### Instruction
Filter the records for lines holding the string "this".

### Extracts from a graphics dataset
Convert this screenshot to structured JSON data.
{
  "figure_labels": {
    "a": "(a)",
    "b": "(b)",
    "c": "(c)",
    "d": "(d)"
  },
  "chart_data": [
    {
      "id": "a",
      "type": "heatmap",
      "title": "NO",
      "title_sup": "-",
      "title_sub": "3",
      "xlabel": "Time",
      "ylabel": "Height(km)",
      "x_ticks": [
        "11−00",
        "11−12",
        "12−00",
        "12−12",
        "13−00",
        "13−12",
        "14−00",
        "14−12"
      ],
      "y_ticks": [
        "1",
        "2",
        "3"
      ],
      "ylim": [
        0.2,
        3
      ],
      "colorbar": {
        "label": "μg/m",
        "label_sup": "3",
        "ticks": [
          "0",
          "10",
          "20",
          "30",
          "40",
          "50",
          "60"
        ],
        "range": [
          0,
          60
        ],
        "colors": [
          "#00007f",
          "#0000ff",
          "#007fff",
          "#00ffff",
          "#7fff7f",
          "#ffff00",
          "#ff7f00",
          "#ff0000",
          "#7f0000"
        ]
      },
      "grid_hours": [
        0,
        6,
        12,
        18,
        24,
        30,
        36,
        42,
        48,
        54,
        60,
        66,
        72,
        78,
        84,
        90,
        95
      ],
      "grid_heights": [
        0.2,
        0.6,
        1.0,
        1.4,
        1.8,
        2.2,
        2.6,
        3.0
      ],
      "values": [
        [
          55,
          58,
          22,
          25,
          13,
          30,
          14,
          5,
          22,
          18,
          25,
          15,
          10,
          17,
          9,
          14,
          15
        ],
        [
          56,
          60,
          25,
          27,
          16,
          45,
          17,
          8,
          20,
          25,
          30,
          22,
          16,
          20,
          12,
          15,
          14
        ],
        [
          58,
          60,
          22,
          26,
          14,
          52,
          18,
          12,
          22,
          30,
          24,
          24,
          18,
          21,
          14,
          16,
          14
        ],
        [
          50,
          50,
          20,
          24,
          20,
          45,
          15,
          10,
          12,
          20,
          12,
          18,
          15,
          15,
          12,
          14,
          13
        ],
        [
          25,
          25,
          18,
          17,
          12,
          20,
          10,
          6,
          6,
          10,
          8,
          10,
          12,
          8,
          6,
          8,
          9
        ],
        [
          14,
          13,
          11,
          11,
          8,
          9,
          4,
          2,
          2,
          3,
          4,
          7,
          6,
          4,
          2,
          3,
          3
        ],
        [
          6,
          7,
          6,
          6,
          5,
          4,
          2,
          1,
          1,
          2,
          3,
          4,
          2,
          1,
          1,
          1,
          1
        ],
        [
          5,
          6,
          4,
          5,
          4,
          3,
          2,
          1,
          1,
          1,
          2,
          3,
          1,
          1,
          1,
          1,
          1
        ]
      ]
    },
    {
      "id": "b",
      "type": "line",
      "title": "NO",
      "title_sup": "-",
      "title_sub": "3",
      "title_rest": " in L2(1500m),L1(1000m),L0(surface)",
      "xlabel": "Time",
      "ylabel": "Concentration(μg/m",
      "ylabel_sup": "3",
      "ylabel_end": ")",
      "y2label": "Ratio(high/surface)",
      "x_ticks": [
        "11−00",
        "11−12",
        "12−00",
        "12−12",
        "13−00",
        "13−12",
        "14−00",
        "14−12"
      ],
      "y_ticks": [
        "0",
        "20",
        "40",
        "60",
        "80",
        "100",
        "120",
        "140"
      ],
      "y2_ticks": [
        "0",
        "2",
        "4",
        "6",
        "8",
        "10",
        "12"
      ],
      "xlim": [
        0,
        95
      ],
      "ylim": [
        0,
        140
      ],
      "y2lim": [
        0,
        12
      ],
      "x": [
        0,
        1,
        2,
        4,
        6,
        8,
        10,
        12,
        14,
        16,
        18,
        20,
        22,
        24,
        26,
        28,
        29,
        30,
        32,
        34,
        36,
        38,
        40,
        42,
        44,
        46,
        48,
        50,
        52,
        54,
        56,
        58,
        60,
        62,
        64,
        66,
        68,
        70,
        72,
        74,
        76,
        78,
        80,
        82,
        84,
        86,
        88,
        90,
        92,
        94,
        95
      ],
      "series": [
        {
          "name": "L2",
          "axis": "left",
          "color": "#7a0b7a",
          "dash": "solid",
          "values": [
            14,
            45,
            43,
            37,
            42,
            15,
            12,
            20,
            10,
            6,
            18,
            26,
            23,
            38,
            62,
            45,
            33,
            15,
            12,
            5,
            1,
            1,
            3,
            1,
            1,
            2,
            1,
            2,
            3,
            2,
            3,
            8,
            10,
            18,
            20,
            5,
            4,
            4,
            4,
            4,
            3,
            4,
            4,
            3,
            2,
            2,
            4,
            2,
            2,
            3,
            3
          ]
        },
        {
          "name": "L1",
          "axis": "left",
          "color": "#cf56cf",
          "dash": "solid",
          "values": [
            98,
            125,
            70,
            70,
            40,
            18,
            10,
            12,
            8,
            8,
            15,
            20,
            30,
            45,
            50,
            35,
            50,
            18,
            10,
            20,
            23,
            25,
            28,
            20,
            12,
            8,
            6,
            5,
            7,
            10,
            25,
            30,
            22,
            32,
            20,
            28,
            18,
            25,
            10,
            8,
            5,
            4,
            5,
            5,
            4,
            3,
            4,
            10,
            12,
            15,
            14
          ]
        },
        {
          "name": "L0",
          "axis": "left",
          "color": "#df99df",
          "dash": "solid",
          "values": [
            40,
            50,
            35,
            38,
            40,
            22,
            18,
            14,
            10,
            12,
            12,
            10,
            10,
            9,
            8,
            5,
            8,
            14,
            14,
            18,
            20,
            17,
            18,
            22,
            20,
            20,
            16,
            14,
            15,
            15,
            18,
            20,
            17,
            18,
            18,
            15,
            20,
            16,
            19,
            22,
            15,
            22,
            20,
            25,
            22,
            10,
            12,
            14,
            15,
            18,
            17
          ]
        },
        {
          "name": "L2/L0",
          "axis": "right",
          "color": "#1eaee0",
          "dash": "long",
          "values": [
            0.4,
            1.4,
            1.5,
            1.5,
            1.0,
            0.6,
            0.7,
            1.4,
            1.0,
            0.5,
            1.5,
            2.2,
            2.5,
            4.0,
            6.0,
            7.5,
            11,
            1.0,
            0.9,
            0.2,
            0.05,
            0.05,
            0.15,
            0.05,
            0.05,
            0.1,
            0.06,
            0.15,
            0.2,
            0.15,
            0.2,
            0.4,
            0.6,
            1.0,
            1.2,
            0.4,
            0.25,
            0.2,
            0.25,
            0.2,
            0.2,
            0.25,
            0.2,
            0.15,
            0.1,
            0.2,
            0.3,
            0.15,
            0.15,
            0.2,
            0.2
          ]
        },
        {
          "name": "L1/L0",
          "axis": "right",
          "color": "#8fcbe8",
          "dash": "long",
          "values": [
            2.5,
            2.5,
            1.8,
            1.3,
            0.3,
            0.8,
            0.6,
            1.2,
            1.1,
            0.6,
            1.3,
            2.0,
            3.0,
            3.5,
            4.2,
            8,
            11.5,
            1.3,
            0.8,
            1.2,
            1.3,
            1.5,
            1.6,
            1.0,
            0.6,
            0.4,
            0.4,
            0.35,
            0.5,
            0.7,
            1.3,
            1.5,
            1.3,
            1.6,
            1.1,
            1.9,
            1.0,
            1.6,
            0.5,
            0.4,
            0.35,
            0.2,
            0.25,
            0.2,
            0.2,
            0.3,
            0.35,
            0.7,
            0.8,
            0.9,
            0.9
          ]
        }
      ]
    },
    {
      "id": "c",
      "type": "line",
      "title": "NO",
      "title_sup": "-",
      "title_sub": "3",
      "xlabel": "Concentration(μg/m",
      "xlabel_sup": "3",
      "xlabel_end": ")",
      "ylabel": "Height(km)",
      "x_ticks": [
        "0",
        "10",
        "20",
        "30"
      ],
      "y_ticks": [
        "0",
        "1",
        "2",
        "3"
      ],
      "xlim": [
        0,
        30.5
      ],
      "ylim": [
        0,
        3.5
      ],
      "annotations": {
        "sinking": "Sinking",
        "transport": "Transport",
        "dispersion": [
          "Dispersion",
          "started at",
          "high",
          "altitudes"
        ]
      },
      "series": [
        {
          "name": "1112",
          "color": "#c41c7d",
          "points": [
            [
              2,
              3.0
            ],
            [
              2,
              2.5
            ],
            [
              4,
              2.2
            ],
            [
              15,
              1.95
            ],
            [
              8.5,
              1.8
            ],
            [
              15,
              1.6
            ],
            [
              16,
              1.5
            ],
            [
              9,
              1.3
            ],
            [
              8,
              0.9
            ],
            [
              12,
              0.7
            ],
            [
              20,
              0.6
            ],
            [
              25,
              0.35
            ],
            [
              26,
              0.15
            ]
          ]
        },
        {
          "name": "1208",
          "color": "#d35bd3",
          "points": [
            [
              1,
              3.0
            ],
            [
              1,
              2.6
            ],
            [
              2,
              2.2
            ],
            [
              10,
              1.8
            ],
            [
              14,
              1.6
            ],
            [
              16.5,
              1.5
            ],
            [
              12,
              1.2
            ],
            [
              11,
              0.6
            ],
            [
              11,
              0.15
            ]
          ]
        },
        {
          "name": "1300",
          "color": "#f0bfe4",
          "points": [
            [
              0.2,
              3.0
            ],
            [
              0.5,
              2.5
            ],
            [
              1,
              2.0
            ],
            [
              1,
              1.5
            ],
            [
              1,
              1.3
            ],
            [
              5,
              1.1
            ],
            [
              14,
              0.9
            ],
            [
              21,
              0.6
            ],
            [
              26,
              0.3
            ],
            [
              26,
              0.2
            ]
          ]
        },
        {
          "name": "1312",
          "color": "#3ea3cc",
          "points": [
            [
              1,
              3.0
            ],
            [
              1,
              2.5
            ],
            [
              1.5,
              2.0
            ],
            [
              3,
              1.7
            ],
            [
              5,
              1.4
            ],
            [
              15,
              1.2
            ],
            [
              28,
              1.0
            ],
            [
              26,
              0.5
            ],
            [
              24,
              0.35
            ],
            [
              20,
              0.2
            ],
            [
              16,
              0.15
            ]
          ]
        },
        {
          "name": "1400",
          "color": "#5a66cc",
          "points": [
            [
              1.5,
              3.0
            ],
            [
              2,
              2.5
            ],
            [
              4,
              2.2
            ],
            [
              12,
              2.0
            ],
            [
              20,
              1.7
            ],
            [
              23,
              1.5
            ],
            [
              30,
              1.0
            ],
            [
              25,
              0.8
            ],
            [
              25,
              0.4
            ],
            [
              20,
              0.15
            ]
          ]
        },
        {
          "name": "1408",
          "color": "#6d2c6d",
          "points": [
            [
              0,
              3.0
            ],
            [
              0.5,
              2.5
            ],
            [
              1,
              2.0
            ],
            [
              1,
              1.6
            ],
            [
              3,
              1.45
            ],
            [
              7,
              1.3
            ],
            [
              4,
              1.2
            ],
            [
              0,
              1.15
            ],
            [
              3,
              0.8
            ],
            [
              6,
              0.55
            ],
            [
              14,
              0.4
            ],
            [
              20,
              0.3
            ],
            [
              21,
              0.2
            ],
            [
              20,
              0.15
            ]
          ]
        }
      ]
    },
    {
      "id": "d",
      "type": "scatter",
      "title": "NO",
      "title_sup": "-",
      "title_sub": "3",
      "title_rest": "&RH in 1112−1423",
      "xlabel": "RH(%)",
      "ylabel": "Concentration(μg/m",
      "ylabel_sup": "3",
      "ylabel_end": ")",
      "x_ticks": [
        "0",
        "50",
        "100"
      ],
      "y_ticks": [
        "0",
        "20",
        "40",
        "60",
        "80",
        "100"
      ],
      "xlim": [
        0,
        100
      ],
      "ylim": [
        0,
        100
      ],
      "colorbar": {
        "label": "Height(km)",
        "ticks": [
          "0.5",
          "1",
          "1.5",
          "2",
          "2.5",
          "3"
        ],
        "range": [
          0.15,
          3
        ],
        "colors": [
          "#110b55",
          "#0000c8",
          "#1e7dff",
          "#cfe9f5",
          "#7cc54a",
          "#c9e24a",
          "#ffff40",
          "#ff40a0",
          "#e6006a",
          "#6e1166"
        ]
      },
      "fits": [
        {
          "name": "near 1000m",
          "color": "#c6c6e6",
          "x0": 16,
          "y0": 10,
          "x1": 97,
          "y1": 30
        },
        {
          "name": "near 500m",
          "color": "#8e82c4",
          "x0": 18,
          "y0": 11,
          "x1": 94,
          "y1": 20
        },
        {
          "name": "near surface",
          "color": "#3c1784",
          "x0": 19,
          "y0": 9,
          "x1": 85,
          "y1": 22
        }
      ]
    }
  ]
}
==
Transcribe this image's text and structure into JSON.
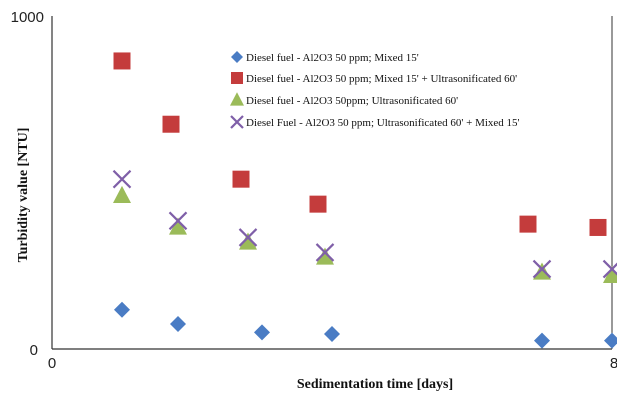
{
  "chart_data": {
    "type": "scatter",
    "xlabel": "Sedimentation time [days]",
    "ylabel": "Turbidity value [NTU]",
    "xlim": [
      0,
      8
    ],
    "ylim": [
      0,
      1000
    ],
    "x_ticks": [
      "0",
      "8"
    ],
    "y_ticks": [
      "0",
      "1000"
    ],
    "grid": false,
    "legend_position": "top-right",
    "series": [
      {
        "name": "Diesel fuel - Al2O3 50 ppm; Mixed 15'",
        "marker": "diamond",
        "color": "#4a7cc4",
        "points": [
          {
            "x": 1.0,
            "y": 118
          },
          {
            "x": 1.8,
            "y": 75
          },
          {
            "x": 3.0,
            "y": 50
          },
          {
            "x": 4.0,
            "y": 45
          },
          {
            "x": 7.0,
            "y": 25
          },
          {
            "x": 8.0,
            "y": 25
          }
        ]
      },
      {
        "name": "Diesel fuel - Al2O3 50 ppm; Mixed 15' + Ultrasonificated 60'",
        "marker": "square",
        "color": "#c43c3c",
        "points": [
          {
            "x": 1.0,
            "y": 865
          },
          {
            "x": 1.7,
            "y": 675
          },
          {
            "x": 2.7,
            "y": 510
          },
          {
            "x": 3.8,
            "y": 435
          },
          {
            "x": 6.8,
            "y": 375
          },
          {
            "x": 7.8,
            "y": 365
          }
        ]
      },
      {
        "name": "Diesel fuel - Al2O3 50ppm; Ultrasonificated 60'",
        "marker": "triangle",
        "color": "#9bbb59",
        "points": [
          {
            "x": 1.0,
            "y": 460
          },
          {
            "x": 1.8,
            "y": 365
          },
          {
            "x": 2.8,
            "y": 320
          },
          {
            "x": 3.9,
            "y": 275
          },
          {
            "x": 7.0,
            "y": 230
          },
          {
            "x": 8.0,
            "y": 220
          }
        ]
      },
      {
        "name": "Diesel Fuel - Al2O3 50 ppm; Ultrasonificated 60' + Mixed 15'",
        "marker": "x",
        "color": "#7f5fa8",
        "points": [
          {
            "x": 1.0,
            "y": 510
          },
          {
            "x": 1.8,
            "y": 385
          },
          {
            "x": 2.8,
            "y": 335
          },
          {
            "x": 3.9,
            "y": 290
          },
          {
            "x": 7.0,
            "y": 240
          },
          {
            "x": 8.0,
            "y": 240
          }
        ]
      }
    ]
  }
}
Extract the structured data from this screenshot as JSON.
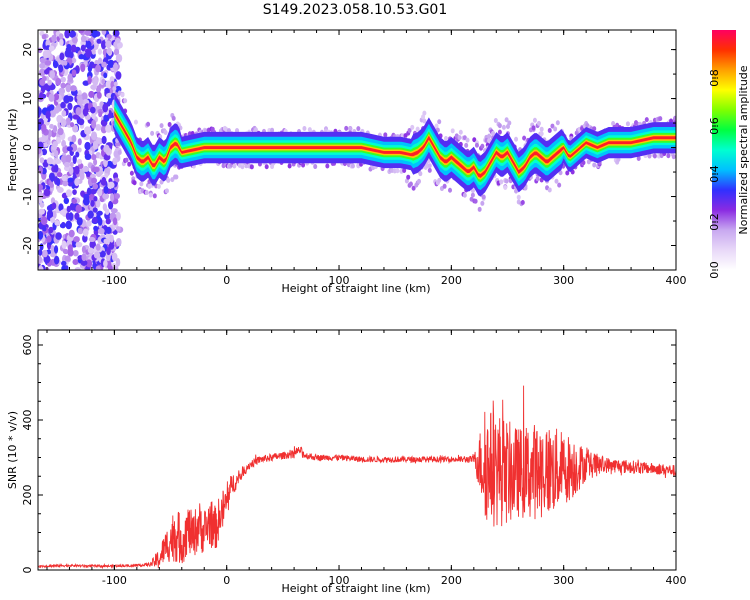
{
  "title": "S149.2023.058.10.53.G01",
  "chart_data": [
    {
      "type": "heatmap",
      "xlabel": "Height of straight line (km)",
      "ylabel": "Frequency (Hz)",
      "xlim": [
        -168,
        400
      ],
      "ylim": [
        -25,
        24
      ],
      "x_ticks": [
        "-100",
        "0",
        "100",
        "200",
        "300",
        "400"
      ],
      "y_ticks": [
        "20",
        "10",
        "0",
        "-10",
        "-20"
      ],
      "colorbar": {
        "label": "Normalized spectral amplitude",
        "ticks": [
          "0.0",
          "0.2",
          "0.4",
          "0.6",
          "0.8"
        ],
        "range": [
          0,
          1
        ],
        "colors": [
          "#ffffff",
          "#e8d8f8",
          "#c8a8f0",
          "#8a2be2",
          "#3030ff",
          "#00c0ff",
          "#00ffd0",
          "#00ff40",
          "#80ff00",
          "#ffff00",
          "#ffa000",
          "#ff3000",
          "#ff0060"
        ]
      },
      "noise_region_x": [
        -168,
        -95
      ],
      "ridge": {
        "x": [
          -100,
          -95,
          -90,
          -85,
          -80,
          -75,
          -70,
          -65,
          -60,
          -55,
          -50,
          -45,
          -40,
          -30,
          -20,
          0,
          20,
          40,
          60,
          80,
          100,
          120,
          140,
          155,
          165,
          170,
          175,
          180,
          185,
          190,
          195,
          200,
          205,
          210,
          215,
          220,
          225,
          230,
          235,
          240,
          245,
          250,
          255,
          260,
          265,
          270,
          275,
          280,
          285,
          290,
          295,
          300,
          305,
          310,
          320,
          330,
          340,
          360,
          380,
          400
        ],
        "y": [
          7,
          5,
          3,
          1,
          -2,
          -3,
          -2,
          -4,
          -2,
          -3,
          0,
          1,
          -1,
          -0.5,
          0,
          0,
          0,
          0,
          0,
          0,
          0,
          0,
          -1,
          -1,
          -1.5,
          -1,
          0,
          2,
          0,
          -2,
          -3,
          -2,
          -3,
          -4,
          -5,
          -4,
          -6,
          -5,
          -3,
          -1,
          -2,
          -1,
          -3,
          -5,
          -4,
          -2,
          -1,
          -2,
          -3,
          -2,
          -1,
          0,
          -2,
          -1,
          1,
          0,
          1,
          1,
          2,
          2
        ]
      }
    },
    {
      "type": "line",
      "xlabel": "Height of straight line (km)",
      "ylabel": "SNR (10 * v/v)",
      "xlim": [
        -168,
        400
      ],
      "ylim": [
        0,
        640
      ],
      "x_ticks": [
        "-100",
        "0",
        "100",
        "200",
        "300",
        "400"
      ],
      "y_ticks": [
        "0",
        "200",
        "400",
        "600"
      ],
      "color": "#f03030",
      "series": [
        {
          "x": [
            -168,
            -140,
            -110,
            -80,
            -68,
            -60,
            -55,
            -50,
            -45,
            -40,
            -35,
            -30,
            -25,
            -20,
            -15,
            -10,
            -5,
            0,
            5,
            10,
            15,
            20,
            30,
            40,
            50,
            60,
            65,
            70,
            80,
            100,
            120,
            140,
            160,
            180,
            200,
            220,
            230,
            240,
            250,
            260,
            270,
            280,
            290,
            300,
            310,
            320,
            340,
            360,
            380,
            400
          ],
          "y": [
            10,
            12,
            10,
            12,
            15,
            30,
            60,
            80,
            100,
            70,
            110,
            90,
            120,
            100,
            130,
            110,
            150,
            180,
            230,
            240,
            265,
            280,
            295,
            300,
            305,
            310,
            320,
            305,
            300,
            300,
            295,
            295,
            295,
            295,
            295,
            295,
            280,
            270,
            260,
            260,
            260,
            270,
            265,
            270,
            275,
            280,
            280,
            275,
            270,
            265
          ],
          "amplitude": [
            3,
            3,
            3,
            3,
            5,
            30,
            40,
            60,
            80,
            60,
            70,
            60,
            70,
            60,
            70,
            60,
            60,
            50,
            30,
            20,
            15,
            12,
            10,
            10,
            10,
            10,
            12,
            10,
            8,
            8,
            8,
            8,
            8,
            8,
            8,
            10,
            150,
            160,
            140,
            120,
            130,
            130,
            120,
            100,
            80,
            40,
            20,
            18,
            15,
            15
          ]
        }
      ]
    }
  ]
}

### Worked answer
Convert this screenshot to structured JSON data.
Transcribe this image's text and structure into JSON.
Extract the structured data from this screenshot as JSON.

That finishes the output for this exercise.